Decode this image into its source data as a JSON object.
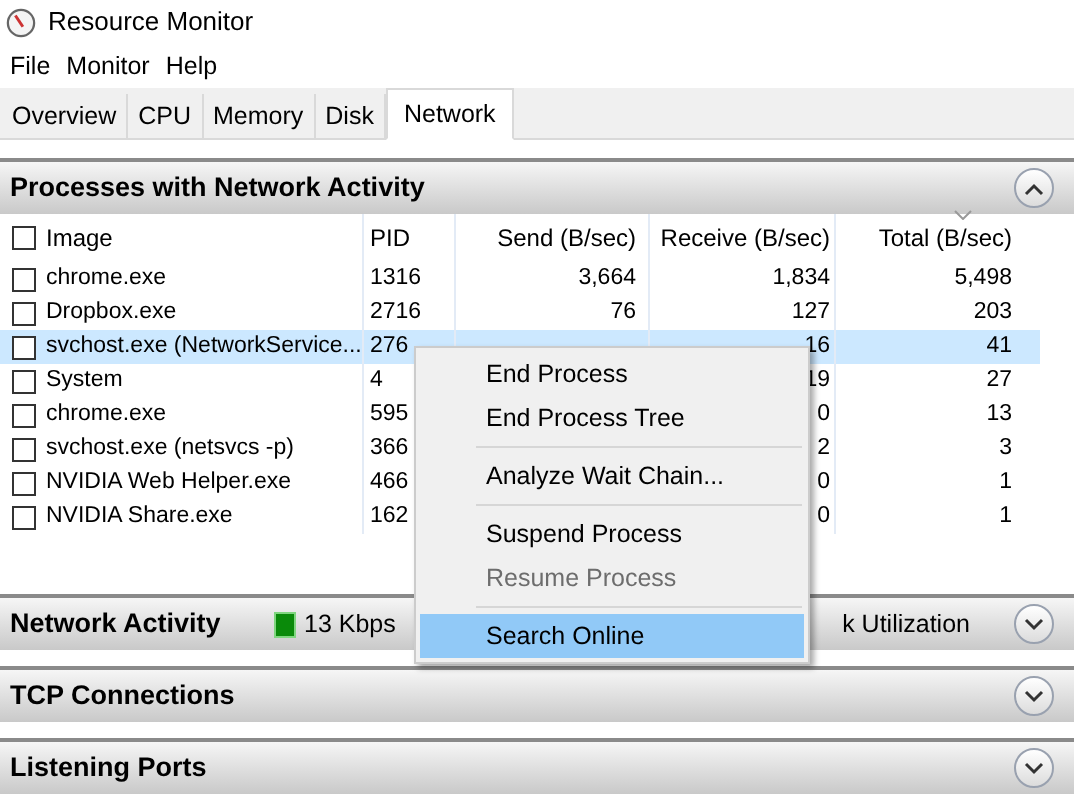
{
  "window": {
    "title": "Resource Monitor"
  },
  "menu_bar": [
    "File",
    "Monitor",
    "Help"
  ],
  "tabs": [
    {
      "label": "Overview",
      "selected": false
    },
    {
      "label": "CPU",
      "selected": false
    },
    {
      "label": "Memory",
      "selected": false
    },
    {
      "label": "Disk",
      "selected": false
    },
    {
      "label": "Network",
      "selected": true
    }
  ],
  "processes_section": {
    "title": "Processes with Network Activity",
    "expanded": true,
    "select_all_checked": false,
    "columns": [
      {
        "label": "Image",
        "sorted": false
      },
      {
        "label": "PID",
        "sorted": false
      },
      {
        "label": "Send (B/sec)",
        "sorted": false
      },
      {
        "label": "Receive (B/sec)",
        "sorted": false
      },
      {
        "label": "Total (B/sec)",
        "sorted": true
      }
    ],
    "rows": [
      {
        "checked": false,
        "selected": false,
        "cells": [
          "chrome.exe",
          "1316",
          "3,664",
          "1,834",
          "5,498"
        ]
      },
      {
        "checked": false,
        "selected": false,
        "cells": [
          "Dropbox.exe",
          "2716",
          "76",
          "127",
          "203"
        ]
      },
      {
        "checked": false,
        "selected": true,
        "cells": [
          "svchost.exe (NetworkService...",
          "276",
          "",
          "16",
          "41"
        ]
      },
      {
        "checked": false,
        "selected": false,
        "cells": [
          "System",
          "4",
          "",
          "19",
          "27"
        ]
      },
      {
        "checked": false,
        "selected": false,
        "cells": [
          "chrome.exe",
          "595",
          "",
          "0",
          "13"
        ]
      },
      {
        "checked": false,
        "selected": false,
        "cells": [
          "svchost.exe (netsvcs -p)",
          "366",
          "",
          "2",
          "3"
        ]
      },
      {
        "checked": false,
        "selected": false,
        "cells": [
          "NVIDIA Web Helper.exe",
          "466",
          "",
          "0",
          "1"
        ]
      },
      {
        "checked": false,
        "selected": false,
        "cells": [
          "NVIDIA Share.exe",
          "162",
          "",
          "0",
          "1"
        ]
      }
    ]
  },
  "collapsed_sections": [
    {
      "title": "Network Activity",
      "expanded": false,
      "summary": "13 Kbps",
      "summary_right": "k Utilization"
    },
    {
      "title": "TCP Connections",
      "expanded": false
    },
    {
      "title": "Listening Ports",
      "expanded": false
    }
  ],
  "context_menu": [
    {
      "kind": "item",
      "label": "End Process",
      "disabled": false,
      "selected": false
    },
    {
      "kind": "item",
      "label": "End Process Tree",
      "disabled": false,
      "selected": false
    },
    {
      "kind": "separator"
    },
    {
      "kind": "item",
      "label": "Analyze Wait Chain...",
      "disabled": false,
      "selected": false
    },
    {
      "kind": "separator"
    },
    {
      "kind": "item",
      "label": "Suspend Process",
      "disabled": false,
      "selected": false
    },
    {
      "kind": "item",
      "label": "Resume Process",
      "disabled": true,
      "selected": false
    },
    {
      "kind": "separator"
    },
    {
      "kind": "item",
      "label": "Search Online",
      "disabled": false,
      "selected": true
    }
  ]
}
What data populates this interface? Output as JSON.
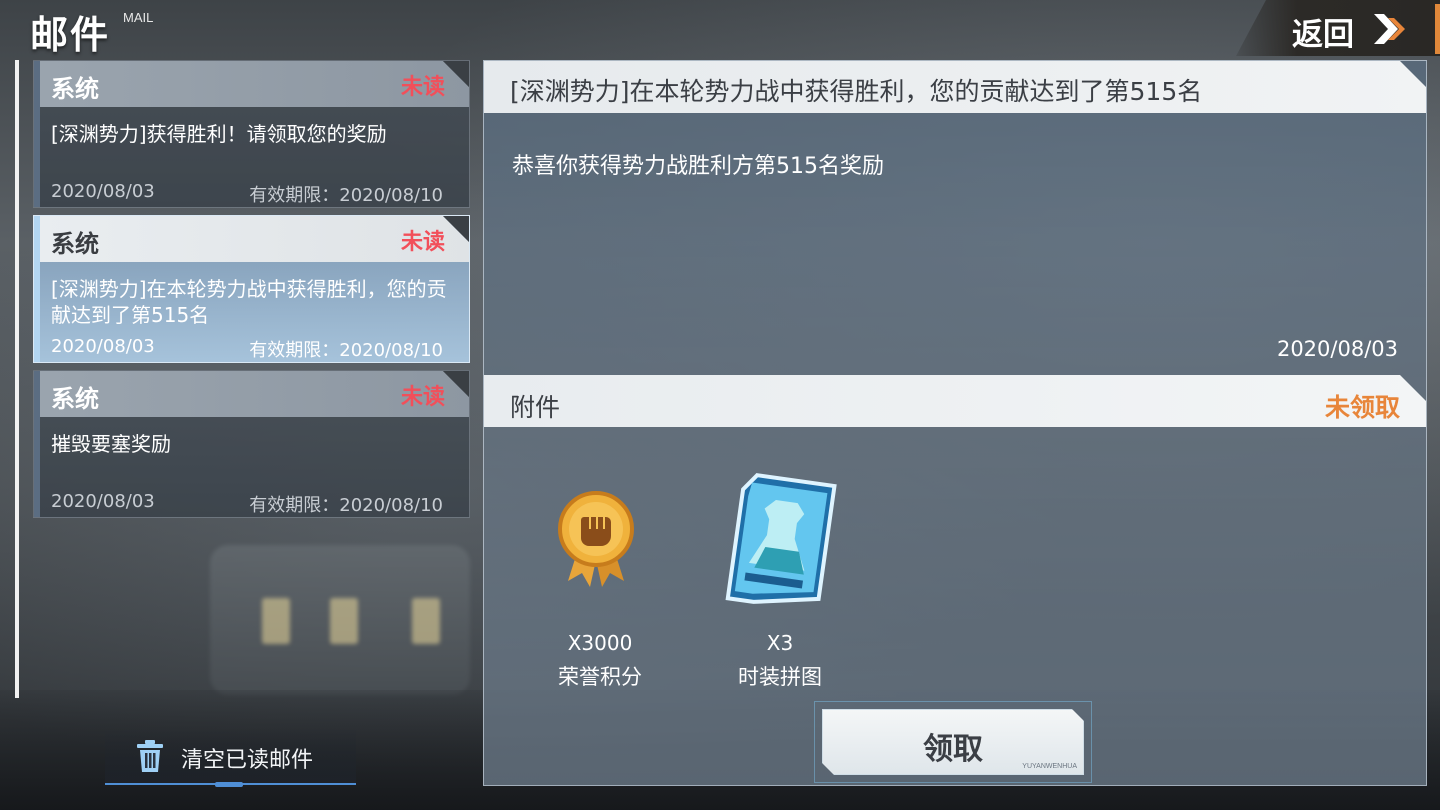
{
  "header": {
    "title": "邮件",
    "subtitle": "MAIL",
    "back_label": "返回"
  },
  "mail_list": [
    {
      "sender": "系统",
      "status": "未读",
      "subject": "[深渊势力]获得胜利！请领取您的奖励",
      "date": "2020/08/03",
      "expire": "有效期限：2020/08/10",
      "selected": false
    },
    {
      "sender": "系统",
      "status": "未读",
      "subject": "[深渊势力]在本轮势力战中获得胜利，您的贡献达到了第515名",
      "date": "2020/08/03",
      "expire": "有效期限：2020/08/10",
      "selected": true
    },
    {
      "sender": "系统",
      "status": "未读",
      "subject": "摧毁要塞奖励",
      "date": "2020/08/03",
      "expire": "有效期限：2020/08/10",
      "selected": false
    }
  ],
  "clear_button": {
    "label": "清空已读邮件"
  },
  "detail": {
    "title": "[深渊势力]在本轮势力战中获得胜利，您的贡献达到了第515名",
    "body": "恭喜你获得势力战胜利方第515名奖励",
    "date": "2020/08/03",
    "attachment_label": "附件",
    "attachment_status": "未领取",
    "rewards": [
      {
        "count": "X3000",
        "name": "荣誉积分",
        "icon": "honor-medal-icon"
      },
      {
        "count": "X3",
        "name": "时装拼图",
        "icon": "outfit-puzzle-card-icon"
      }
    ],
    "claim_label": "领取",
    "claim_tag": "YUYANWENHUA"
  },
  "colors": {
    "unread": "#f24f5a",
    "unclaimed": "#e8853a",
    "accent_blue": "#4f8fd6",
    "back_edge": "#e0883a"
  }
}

§ SHORT EXERCISE: Set each line of the records down exactly, leaving every picture out.

§ TASK ANSWER:
Decode this image into its source data as a JSON object.
{
  "window": {
    "title": "Resource Monitor"
  },
  "menu_bar": [
    "File",
    "Monitor",
    "Help"
  ],
  "tabs": [
    {
      "label": "Overview",
      "selected": false
    },
    {
      "label": "CPU",
      "selected": false
    },
    {
      "label": "Memory",
      "selected": false
    },
    {
      "label": "Disk",
      "selected": false
    },
    {
      "label": "Network",
      "selected": true
    }
  ],
  "processes_section": {
    "title": "Processes with Network Activity",
    "expanded": true,
    "select_all_checked": false,
    "columns": [
      {
        "label": "Image",
        "sorted": false
      },
      {
        "label": "PID",
        "sorted": false
      },
      {
        "label": "Send (B/sec)",
        "sorted": false
      },
      {
        "label": "Receive (B/sec)",
        "sorted": false
      },
      {
        "label": "Total (B/sec)",
        "sorted": true
      }
    ],
    "rows": [
      {
        "checked": false,
        "selected": false,
        "cells": [
          "chrome.exe",
          "1316",
          "3,664",
          "1,834",
          "5,498"
        ]
      },
      {
        "checked": false,
        "selected": false,
        "cells": [
          "Dropbox.exe",
          "2716",
          "76",
          "127",
          "203"
        ]
      },
      {
        "checked": false,
        "selected": true,
        "cells": [
          "svchost.exe (NetworkService...",
          "276",
          "",
          "16",
          "41"
        ]
      },
      {
        "checked": false,
        "selected": false,
        "cells": [
          "System",
          "4",
          "",
          "19",
          "27"
        ]
      },
      {
        "checked": false,
        "selected": false,
        "cells": [
          "chrome.exe",
          "595",
          "",
          "0",
          "13"
        ]
      },
      {
        "checked": false,
        "selected": false,
        "cells": [
          "svchost.exe (netsvcs -p)",
          "366",
          "",
          "2",
          "3"
        ]
      },
      {
        "checked": false,
        "selected": false,
        "cells": [
          "NVIDIA Web Helper.exe",
          "466",
          "",
          "0",
          "1"
        ]
      },
      {
        "checked": false,
        "selected": false,
        "cells": [
          "NVIDIA Share.exe",
          "162",
          "",
          "0",
          "1"
        ]
      }
    ]
  },
  "collapsed_sections": [
    {
      "title": "Network Activity",
      "expanded": false,
      "summary": "13 Kbps",
      "summary_right": "k Utilization"
    },
    {
      "title": "TCP Connections",
      "expanded": false
    },
    {
      "title": "Listening Ports",
      "expanded": false
    }
  ],
  "context_menu": [
    {
      "kind": "item",
      "label": "End Process",
      "disabled": false,
      "selected": false
    },
    {
      "kind": "item",
      "label": "End Process Tree",
      "disabled": false,
      "selected": false
    },
    {
      "kind": "separator"
    },
    {
      "kind": "item",
      "label": "Analyze Wait Chain...",
      "disabled": false,
      "selected": false
    },
    {
      "kind": "separator"
    },
    {
      "kind": "item",
      "label": "Suspend Process",
      "disabled": false,
      "selected": false
    },
    {
      "kind": "item",
      "label": "Resume Process",
      "disabled": true,
      "selected": false
    },
    {
      "kind": "separator"
    },
    {
      "kind": "item",
      "label": "Search Online",
      "disabled": false,
      "selected": true
    }
  ]
}
What data populates this interface? Output as JSON.
{
  "header": {
    "title": "邮件",
    "subtitle": "MAIL",
    "back_label": "返回"
  },
  "mail_list": [
    {
      "sender": "系统",
      "status": "未读",
      "subject": "[深渊势力]获得胜利！请领取您的奖励",
      "date": "2020/08/03",
      "expire": "有效期限：2020/08/10",
      "selected": false
    },
    {
      "sender": "系统",
      "status": "未读",
      "subject": "[深渊势力]在本轮势力战中获得胜利，您的贡献达到了第515名",
      "date": "2020/08/03",
      "expire": "有效期限：2020/08/10",
      "selected": true
    },
    {
      "sender": "系统",
      "status": "未读",
      "subject": "摧毁要塞奖励",
      "date": "2020/08/03",
      "expire": "有效期限：2020/08/10",
      "selected": false
    }
  ],
  "clear_button": {
    "label": "清空已读邮件"
  },
  "detail": {
    "title": "[深渊势力]在本轮势力战中获得胜利，您的贡献达到了第515名",
    "body": "恭喜你获得势力战胜利方第515名奖励",
    "date": "2020/08/03",
    "attachment_label": "附件",
    "attachment_status": "未领取",
    "rewards": [
      {
        "count": "X3000",
        "name": "荣誉积分",
        "icon": "honor-medal-icon"
      },
      {
        "count": "X3",
        "name": "时装拼图",
        "icon": "outfit-puzzle-card-icon"
      }
    ],
    "claim_label": "领取",
    "claim_tag": "YUYANWENHUA"
  },
  "colors": {
    "unread": "#f24f5a",
    "unclaimed": "#e8853a",
    "accent_blue": "#4f8fd6",
    "back_edge": "#e0883a"
  }
}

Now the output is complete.